## STATED GOAL:
Copy out all lines carrying the word "director".

## DATA SHOWN:
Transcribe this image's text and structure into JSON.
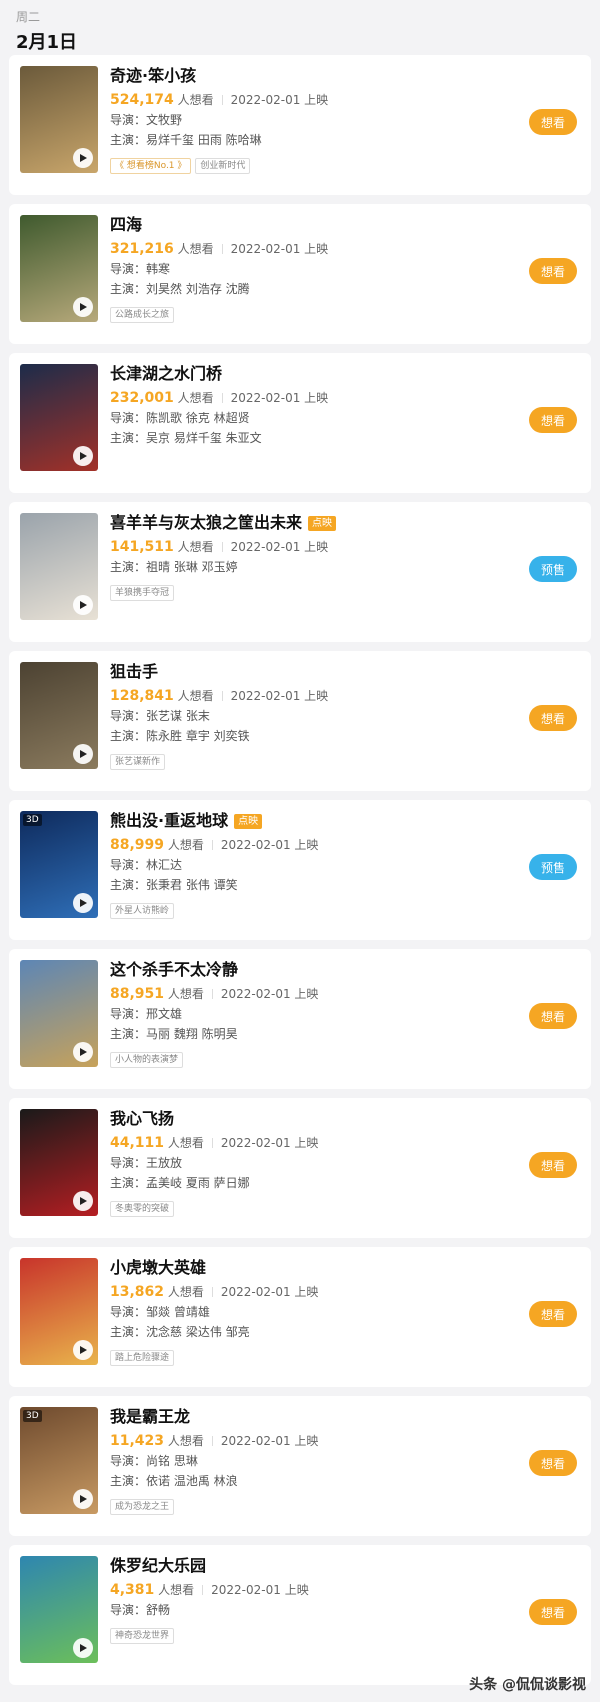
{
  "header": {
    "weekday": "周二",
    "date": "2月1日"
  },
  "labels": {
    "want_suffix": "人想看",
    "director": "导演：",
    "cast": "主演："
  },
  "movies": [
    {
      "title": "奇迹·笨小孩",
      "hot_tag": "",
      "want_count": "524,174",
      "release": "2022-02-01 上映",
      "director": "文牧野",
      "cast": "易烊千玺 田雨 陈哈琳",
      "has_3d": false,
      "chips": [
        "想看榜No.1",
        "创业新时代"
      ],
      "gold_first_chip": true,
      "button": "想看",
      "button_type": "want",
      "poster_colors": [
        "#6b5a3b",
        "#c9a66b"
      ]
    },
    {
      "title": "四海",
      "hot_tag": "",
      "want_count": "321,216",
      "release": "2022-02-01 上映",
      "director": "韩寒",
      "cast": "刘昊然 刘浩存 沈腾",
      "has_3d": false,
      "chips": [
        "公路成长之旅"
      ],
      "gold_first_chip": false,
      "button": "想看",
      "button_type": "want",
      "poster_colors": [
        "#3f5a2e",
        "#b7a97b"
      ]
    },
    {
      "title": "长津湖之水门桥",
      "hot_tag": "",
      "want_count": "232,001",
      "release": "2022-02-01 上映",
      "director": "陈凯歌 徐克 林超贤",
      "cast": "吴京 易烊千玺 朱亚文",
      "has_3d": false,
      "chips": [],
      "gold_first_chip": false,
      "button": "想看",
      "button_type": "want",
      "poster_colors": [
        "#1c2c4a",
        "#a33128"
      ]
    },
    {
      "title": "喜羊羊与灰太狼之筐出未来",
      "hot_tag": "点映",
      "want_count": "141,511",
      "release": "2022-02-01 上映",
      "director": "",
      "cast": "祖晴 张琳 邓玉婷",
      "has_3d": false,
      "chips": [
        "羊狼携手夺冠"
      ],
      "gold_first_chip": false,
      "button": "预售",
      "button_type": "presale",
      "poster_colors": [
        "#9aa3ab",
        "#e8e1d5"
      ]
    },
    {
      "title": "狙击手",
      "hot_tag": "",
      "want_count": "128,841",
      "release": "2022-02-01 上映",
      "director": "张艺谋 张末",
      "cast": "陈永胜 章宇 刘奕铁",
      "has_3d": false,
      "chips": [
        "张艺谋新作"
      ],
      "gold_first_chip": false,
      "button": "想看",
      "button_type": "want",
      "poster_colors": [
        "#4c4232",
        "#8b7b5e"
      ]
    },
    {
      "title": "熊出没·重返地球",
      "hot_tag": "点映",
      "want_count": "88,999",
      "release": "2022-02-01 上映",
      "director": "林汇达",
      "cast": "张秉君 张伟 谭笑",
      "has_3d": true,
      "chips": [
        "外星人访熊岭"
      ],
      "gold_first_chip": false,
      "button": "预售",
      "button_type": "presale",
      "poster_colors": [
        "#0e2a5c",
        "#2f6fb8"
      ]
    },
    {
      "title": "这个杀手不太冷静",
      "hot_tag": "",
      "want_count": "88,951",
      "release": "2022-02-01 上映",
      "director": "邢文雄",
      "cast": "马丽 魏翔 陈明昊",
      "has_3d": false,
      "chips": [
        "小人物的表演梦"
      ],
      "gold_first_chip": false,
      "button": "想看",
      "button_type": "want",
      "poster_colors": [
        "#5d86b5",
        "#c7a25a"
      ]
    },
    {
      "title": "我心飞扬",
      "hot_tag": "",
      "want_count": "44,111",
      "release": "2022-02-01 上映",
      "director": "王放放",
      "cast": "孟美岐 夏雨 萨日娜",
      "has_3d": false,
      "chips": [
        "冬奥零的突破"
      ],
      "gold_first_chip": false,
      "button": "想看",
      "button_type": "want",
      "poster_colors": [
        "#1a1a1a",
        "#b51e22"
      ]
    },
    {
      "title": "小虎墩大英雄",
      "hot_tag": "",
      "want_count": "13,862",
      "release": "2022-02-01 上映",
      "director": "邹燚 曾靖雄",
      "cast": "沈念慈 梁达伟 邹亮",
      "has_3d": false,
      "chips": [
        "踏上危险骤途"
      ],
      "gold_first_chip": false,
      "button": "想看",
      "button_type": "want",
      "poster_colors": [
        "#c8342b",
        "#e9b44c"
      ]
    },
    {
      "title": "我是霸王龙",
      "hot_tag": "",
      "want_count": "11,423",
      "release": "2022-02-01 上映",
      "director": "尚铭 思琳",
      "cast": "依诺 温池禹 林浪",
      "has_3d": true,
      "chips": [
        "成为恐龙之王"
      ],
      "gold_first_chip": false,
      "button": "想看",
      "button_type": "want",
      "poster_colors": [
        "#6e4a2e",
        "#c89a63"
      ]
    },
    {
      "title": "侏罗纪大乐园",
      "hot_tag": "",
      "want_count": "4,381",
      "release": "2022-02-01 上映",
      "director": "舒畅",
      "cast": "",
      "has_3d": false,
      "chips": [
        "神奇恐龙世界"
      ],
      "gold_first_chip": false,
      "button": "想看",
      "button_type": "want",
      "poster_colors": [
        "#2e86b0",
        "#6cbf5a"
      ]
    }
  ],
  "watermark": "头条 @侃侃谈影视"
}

## SOLUTION TO THIS TASK:
    "director": "导演：",
      "director": "文牧野",
      "director": "韩寒",
      "director": "陈凯歌 徐克 林超贤",
      "director": "",
      "director": "张艺谋 张末",
      "director": "林汇达",
      "director": "邢文雄",
      "director": "王放放",
      "director": "邹燚 曾靖雄",
      "director": "尚铭 思琳",
      "director": "舒畅",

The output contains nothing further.